------ Available data ------

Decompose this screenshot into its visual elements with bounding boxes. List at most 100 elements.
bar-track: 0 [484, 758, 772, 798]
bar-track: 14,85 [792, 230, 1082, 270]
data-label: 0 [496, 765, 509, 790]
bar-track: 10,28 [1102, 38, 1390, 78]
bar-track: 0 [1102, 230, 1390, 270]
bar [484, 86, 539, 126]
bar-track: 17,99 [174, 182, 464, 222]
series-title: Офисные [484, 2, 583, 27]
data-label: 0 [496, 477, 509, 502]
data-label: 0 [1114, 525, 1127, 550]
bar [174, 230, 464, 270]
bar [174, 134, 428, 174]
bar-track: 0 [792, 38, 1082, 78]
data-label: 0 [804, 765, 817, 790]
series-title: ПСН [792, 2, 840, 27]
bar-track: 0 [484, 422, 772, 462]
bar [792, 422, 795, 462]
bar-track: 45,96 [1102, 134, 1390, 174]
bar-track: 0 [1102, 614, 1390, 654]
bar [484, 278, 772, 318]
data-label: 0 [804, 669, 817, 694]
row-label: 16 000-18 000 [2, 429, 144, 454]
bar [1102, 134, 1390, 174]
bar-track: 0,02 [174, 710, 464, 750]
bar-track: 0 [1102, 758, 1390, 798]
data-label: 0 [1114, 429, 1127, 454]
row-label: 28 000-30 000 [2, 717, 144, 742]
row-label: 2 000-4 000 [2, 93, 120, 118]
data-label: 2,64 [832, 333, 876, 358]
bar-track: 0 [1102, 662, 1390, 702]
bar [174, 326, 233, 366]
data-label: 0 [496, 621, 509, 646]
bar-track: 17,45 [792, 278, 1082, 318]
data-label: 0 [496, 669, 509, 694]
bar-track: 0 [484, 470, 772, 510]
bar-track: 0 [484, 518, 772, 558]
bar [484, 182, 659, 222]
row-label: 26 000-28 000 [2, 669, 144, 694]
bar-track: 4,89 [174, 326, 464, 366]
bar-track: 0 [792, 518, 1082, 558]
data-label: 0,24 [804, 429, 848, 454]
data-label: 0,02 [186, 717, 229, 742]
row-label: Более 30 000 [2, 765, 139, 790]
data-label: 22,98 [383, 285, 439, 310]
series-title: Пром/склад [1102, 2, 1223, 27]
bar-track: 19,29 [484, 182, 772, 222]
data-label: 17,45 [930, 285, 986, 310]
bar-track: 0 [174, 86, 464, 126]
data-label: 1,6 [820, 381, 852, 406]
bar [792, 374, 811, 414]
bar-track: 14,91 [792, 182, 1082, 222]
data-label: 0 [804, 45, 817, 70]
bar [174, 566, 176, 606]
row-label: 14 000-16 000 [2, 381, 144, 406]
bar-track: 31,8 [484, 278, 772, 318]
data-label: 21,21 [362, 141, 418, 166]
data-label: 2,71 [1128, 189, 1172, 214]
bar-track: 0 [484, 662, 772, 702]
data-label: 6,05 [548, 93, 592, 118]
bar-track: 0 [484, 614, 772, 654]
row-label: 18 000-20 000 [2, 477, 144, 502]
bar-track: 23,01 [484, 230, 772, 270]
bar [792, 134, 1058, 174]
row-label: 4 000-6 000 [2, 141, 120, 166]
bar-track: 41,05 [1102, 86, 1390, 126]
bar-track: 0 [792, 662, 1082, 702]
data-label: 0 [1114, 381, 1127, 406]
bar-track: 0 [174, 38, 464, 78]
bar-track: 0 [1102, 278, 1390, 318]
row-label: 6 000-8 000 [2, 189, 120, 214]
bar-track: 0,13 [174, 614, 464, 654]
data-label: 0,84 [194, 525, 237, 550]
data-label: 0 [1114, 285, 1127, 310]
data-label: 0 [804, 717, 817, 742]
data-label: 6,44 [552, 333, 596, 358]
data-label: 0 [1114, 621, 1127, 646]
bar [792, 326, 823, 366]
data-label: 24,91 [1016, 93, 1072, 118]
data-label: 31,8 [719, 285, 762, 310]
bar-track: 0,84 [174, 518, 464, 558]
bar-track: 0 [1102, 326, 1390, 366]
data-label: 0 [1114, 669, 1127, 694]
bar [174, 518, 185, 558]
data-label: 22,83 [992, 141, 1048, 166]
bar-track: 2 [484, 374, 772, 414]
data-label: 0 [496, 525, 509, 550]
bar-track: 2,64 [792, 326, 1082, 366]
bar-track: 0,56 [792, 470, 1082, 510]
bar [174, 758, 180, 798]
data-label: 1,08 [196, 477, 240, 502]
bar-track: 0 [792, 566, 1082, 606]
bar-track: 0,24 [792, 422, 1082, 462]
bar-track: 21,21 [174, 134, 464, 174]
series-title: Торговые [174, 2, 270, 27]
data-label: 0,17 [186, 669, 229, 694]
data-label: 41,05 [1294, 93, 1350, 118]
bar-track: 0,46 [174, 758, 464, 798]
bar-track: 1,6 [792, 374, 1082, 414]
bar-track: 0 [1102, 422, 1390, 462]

------

Work required
Rewrite the stretch of the records from the start through the line containing "bar [484, 86, 539, 126]", putting "track" wherever "bar-track" appears and leaving everything else unchanged.

Output
Decompose this screenshot into its visual elements with bounding boxes. List at most 100 elements.
track: 0 [484, 758, 772, 798]
track: 14,85 [792, 230, 1082, 270]
data-label: 0 [496, 765, 509, 790]
track: 10,28 [1102, 38, 1390, 78]
track: 0 [1102, 230, 1390, 270]
bar [484, 86, 539, 126]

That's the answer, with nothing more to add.